Render the entries below as a JSON list of strings, one string per line, leaving out any blank lines.

Data in this exercise:
.....
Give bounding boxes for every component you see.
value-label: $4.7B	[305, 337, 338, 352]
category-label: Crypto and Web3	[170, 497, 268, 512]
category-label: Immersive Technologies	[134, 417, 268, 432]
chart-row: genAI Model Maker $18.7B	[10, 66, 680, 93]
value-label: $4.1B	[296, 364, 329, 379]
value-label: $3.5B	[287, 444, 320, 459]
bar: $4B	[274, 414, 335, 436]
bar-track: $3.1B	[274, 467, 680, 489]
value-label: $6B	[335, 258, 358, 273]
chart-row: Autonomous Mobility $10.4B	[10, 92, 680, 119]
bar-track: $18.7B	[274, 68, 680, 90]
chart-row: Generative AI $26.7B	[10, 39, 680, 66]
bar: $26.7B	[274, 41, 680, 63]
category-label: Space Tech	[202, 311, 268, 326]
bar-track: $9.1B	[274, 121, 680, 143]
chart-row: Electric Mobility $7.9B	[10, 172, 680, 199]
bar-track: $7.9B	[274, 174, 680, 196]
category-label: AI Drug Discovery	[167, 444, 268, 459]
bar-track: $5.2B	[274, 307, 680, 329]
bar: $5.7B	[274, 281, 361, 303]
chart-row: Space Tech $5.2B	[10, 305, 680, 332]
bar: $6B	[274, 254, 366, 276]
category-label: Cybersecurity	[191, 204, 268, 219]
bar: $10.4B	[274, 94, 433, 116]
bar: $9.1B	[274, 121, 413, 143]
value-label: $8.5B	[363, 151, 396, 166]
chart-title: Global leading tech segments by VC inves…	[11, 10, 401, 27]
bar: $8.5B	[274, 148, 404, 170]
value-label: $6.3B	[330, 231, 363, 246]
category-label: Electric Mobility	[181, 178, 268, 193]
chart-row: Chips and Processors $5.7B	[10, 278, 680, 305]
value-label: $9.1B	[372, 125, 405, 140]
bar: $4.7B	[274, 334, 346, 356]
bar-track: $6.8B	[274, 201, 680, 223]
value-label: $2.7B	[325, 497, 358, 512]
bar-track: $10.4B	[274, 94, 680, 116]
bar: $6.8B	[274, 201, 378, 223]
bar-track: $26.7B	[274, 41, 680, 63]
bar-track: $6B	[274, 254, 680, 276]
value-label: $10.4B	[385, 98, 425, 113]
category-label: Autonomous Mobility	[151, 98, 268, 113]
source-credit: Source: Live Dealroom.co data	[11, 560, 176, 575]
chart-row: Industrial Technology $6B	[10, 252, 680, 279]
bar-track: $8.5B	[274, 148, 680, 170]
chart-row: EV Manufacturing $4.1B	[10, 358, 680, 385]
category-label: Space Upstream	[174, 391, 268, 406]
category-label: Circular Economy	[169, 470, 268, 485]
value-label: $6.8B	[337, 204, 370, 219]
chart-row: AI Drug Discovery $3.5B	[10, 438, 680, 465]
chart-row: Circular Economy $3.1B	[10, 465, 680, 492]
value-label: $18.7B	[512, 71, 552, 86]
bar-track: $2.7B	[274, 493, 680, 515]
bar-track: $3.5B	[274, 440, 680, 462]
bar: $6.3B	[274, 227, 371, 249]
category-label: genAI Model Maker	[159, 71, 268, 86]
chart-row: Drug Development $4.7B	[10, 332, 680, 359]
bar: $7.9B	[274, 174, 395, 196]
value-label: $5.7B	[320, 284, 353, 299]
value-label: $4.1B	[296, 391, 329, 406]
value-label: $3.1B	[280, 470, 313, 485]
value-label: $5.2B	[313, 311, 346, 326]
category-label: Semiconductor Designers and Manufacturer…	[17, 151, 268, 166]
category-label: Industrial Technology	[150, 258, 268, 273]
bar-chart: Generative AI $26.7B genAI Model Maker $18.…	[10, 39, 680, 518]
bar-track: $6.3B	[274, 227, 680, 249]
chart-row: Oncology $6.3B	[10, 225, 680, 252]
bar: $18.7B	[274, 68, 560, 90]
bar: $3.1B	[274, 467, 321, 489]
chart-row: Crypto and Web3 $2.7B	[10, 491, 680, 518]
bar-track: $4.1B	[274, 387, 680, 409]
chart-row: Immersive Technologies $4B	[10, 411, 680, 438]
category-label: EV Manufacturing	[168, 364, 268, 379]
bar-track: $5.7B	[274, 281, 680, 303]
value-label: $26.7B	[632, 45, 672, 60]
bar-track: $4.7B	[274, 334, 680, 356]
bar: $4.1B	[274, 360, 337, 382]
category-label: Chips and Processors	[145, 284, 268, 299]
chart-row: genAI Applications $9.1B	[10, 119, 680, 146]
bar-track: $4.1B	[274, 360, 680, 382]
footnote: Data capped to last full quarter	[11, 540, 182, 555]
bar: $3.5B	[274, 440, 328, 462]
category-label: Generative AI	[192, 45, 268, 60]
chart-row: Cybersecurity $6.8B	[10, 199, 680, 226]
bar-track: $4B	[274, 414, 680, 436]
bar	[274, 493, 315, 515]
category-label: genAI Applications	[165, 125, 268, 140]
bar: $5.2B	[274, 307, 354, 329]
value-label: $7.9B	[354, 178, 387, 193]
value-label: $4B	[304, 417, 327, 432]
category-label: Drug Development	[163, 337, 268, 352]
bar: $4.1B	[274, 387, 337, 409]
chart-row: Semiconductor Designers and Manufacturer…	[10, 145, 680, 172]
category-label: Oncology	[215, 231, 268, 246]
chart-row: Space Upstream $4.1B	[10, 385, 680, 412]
.....
Exercise result:
[
  "Give bounding boxes for every component you see.",
  "value-label: $4.7B\t[305, 337, 338, 352]",
  "category-label: Crypto and Web3\t[170, 497, 268, 512]",
  "category-label: Immersive Technologies\t[134, 417, 268, 432]",
  "chart-row: genAI Model Maker $18.7B\t[10, 66, 680, 93]",
  "value-label: $4.1B\t[296, 364, 329, 379]",
  "value-label: $3.5B\t[287, 444, 320, 459]",
  "bar: $4B\t[274, 414, 335, 436]",
  "bar-track: $3.1B\t[274, 467, 680, 489]",
  "value-label: $6B\t[335, 258, 358, 273]",
  "chart-row: Autonomous Mobility $10.4B\t[10, 92, 680, 119]",
  "bar-track: $18.7B\t[274, 68, 680, 90]",
  "chart-row: Generative AI $26.7B\t[10, 39, 680, 66]",
  "bar: $26.7B\t[274, 41, 680, 63]",
  "category-label: Space Tech\t[202, 311, 268, 326]",
  "bar-track: $9.1B\t[274, 121, 680, 143]",
  "chart-row: Electric Mobility $7.9B\t[10, 172, 680, 199]",
  "bar-track: $7.9B\t[274, 174, 680, 196]",
  "category-label: AI Drug Discovery\t[167, 444, 268, 459]",
  "bar-track: $5.2B\t[274, 307, 680, 329]",
  "bar: $5.7B\t[274, 281, 361, 303]",
  "chart-row: Space Tech $5.2B\t[10, 305, 680, 332]",
  "bar: $6B\t[274, 254, 366, 276]",
  "category-label: Cybersecurity\t[191, 204, 268, 219]",
  "bar: $10.4B\t[274, 94, 433, 116]",
  "bar: $9.1B\t[274, 121, 413, 143]",
  "value-label: $8.5B\t[363, 151, 396, 166]",
  "chart-title: Global leading tech segments by VC inves…\t[11, 10, 401, 27]",
  "bar: $8.5B\t[274, 148, 404, 170]",
  "value-label: $6.3B\t[330, 231, 363, 246]",
  "category-label: Electric Mobility\t[181, 178, 268, 193]",
  "chart-row: Chips and Processors $5.7B\t[10, 278, 680, 305]",
  "value-label: $9.1B\t[372, 125, 405, 140]",
  "bar: $4.7B\t[274, 334, 346, 356]",
  "bar-track: $6.8B\t[274, 201, 680, 223]",
  "value-label: $2.7B\t[325, 497, 358, 512]",
  "bar-track: $10.4B\t[274, 94, 680, 116]",
  "bar: $6.8B\t[274, 201, 378, 223]",
  "bar-track: $26.7B\t[274, 41, 680, 63]",
  "bar-track: $6B\t[274, 254, 680, 276]",
  "value-label: $10.4B\t[385, 98, 425, 113]",
  "category-label: Autonomous Mobility\t[151, 98, 268, 113]",
  "source-credit: Source: Live Dealroom.co data\t[11, 560, 176, 575]",
  "chart-row: Industrial Technology $6B\t[10, 252, 680, 279]",
  "bar-track: $8.5B\t[274, 148, 680, 170]",
  "chart-row: EV Manufacturing $4.1B\t[10, 358, 680, 385]",
  "category-label: Space Upstream\t[174, 391, 268, 406]",
  "category-label: Circular Economy\t[169, 470, 268, 485]",
  "value-label: $6.8B\t[337, 204, 370, 219]",
  "chart-row: AI Drug Discovery $3.5B\t[10, 438, 680, 465]",
  "chart-row: Circular Economy $3.1B\t[10, 465, 680, 492]",
  "value-label: $18.7B\t[512, 71, 552, 86]",
  "bar-track: $2.7B\t[274, 493, 680, 515]",
  "bar-track: $3.5B\t[274, 440, 680, 462]",
  "bar: $6.3B\t[274, 227, 371, 249]",
  "category-label: genAI Model Maker\t[159, 71, 268, 86]",
  "chart-row: Drug Development $4.7B\t[10, 332, 680, 359]",
  "bar: $7.9B\t[274, 174, 395, 196]",
  "value-label: $5.7B\t[320, 284, 353, 299]",
  "value-label: $4.1B\t[296, 391, 329, 406]",
  "value-label: $3.1B\t[280, 470, 313, 485]",
  "value-label: $5.2B\t[313, 311, 346, 326]",
  "category-label: Semiconductor Designers and Manufacturer…\t[17, 151, 268, 166]",
  "category-label: Industrial Technology\t[150, 258, 268, 273]",
  "bar-chart: Generative AI $26.7B genAI Model Maker $18.…\t[10, 39, 680, 518]",
  "bar-track: $6.3B\t[274, 227, 680, 249]",
  "chart-row: Oncology $6.3B\t[10, 225, 680, 252]",
  "bar: $18.7B\t[274, 68, 560, 90]",
  "bar: $3.1B\t[274, 467, 321, 489]",
  "chart-row: Crypto and Web3 $2.7B\t[10, 491, 680, 518]",
  "bar-track: $4.1B\t[274, 387, 680, 409]",
  "chart-row: Immersive Technologies $4B\t[10, 411, 680, 438]",
  "category-label: EV Manufacturing\t[168, 364, 268, 379]",
  "bar-track: $5.7B\t[274, 281, 680, 303]",
  "value-label: $26.7B\t[632, 45, 672, 60]",
  "bar-track: $4.7B\t[274, 334, 680, 356]",
  "bar: $4.1B\t[274, 360, 337, 382]",
  "category-label: Chips and Processors\t[145, 284, 268, 299]",
  "chart-row: genAI Applications $9.1B\t[10, 119, 680, 146]",
  "bar-track: $4.1B\t[274, 360, 680, 382]",
  "footnote: Data capped to last full quarter\t[11, 540, 182, 555]",
  "bar: $3.5B\t[274, 440, 328, 462]",
  "category-label: Generative AI\t[192, 45, 268, 60]",
  "chart-row: Cybersecurity $6.8B\t[10, 199, 680, 226]",
  "bar-track: $4B\t[274, 414, 680, 436]",
  "bar\t[274, 493, 315, 515]",
  "category-label: genAI Applications\t[165, 125, 268, 140]",
  "bar: $5.2B\t[274, 307, 354, 329]",
  "value-label: $7.9B\t[354, 178, 387, 193]",
  "value-label: $4B\t[304, 417, 327, 432]",
  "category-label: Drug Development\t[163, 337, 268, 352]",
  "bar: $4.1B\t[274, 387, 337, 409]",
  "chart-row: Semiconductor Designers and Manufacturer…\t[10, 145, 680, 172]",
  "category-label: Oncology\t[215, 231, 268, 246]",
  "chart-row: Space Upstream $4.1B\t[10, 385, 680, 412]"
]